Scan the entries below and return each line that contains "nkinases".

** Input **
..............................
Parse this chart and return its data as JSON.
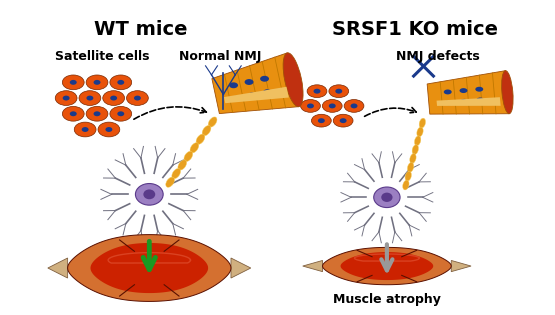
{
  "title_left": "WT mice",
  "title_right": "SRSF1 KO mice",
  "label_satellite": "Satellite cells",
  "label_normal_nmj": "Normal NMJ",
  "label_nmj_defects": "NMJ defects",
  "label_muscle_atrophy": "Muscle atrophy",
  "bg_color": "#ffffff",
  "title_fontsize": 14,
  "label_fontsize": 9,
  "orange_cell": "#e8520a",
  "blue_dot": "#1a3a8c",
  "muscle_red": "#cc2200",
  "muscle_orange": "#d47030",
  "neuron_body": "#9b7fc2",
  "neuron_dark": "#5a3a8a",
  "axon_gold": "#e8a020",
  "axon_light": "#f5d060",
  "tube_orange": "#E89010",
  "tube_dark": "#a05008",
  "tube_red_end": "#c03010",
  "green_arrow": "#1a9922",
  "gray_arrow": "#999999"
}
..............................
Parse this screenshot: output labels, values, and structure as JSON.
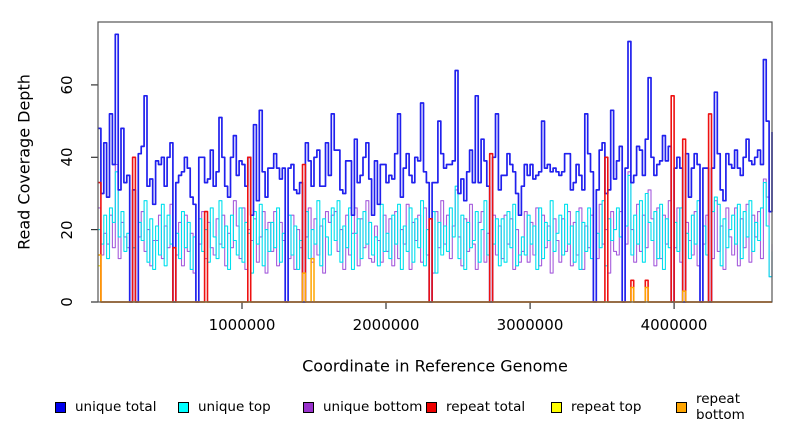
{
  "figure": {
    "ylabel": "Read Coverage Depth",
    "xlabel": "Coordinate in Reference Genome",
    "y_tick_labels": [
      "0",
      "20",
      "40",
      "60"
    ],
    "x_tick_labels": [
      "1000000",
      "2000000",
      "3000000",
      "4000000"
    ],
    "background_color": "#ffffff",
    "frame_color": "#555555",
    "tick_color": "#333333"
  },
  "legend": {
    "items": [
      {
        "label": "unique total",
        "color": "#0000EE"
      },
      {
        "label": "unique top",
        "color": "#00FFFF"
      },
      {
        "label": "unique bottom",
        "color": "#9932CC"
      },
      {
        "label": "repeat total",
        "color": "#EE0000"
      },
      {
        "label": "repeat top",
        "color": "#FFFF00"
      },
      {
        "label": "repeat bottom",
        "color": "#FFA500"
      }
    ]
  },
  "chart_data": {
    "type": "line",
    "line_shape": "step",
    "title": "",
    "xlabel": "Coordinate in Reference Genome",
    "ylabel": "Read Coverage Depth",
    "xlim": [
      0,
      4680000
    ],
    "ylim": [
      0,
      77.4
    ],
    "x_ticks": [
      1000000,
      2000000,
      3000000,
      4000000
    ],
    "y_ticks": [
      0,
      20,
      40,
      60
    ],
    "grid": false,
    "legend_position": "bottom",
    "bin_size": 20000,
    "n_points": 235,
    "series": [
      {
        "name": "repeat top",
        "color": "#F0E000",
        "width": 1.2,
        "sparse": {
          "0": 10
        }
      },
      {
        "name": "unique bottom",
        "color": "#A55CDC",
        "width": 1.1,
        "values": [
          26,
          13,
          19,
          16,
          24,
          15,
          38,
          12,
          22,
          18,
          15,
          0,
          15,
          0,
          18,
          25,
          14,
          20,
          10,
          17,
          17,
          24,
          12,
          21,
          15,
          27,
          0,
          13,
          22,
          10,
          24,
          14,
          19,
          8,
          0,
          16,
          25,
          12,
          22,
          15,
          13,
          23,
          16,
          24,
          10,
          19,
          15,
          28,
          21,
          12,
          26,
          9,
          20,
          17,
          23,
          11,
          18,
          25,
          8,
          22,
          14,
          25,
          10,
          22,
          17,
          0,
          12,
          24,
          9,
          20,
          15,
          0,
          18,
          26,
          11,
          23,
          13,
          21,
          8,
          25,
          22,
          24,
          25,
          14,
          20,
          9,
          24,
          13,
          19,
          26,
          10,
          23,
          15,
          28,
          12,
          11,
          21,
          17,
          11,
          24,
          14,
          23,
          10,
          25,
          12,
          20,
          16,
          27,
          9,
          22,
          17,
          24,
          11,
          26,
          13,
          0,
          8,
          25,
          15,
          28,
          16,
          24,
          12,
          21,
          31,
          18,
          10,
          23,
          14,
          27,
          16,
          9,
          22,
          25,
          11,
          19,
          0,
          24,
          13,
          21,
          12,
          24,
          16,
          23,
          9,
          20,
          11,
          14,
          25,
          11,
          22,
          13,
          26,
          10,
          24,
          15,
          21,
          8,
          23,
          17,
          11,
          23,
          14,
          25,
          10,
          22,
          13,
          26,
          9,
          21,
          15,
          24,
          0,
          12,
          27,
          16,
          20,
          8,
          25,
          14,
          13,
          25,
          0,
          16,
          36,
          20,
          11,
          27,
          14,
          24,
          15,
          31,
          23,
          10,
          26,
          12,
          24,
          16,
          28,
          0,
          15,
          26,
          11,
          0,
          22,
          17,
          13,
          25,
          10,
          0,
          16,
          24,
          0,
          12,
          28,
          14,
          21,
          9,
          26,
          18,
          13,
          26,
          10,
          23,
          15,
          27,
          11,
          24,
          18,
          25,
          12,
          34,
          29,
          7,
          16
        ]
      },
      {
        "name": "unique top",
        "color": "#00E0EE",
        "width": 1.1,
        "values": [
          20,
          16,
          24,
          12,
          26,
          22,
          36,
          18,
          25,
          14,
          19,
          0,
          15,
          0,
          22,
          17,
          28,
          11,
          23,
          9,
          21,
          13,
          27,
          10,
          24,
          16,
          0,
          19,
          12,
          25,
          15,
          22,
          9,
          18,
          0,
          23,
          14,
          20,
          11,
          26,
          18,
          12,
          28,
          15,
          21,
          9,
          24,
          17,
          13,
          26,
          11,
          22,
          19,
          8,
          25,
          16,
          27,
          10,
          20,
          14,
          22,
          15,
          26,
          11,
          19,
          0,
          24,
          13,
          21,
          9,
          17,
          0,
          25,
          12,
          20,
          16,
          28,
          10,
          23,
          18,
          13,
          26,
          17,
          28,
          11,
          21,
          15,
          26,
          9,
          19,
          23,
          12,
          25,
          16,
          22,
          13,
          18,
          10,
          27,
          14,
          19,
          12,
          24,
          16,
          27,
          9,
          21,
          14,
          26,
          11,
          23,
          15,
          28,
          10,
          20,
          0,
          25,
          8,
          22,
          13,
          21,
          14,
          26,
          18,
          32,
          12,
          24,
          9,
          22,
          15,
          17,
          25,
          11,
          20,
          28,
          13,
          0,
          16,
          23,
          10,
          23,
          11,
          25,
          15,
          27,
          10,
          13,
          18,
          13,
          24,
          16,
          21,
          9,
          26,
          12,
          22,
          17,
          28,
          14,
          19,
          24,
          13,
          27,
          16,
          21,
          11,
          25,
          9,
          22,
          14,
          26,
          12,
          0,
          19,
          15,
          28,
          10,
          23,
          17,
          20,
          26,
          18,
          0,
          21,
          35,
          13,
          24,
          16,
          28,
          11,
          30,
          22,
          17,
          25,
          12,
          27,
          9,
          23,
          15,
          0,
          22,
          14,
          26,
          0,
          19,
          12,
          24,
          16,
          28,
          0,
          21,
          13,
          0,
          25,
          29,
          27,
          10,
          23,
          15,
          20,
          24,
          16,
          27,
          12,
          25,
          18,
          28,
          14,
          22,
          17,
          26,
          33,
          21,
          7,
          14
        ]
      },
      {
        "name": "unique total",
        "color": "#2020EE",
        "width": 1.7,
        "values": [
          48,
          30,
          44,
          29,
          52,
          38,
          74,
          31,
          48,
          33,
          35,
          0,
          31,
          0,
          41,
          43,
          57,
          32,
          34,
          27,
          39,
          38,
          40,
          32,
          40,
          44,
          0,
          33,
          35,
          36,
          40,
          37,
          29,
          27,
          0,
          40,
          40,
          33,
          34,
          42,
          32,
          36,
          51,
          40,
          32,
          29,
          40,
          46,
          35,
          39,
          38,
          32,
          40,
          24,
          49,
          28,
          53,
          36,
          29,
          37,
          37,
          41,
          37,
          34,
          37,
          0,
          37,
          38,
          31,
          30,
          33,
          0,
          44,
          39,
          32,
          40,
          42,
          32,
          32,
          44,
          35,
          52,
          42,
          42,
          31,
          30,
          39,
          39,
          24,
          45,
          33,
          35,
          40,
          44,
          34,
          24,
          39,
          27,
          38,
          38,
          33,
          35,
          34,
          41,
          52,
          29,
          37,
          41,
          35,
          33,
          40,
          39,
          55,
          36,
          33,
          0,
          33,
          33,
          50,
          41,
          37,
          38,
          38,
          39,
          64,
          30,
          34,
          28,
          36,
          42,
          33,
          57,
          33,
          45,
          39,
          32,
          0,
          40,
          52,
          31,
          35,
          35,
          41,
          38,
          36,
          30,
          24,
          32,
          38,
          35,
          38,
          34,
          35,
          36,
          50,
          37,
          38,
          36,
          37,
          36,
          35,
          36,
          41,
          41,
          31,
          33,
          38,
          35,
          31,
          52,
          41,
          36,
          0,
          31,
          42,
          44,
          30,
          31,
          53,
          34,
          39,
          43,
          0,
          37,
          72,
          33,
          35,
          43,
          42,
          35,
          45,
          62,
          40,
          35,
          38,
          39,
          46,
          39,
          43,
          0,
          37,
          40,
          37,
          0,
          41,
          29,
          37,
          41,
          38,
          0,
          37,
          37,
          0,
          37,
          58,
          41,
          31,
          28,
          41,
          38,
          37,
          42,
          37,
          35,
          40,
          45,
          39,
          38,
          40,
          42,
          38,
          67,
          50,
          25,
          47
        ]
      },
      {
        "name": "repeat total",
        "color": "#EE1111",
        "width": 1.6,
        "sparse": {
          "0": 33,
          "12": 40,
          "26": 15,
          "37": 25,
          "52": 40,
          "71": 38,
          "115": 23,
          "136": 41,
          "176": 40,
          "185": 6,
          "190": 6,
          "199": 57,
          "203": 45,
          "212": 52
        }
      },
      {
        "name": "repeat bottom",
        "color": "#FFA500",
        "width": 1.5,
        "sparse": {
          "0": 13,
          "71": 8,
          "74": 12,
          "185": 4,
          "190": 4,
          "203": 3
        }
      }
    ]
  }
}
..............................
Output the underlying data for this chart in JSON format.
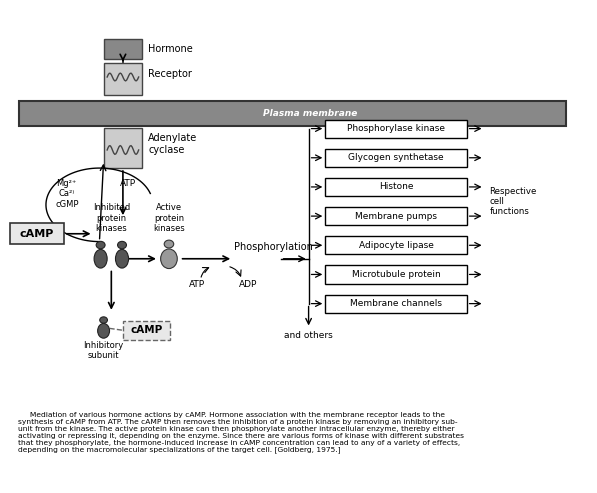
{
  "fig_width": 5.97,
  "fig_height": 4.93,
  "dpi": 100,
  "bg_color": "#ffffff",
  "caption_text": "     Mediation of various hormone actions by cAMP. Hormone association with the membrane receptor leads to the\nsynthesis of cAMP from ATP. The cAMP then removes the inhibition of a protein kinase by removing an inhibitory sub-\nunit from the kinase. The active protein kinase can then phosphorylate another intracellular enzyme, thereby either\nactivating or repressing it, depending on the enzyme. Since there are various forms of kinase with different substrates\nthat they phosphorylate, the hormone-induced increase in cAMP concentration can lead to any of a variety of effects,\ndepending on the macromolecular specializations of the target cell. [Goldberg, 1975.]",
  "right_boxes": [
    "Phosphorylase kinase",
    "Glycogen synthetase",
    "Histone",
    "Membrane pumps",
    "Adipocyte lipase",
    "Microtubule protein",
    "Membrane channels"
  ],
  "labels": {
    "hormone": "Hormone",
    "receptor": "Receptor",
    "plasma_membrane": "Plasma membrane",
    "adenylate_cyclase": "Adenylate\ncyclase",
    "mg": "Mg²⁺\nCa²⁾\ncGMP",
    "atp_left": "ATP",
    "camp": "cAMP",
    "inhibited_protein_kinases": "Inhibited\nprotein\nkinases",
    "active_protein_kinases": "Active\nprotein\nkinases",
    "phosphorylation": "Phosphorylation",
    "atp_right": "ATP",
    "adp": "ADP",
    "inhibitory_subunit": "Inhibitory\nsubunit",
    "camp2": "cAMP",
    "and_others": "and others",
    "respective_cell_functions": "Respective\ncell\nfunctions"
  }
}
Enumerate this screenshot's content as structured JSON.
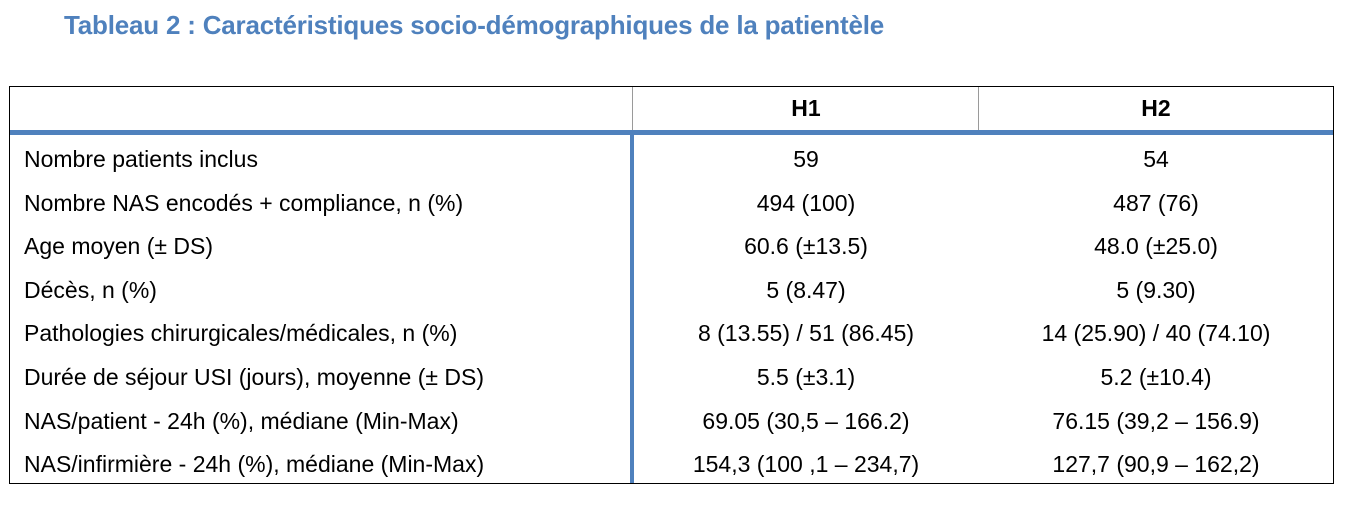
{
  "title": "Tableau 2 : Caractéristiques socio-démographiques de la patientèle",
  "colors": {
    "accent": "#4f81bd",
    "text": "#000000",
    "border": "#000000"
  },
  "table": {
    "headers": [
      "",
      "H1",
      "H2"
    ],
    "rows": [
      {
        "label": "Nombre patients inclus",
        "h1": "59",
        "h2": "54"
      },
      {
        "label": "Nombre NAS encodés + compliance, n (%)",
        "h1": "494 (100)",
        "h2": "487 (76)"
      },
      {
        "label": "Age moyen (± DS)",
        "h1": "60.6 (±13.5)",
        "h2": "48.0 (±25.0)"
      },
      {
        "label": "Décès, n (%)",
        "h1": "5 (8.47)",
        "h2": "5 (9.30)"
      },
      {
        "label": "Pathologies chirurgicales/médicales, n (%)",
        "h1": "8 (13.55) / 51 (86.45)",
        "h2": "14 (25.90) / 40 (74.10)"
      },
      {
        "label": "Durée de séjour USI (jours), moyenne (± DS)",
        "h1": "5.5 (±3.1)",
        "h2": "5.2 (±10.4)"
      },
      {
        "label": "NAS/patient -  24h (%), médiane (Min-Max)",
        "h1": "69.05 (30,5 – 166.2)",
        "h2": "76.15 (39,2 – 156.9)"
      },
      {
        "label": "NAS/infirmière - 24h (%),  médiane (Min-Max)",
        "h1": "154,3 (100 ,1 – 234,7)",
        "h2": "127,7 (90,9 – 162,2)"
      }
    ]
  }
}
..............................
** Answer **
    "inhibited_protein_kinases": "Inhibited\nprotein\nkinases",
    "active_protein_kinases": "Active\nprotein\nkinases",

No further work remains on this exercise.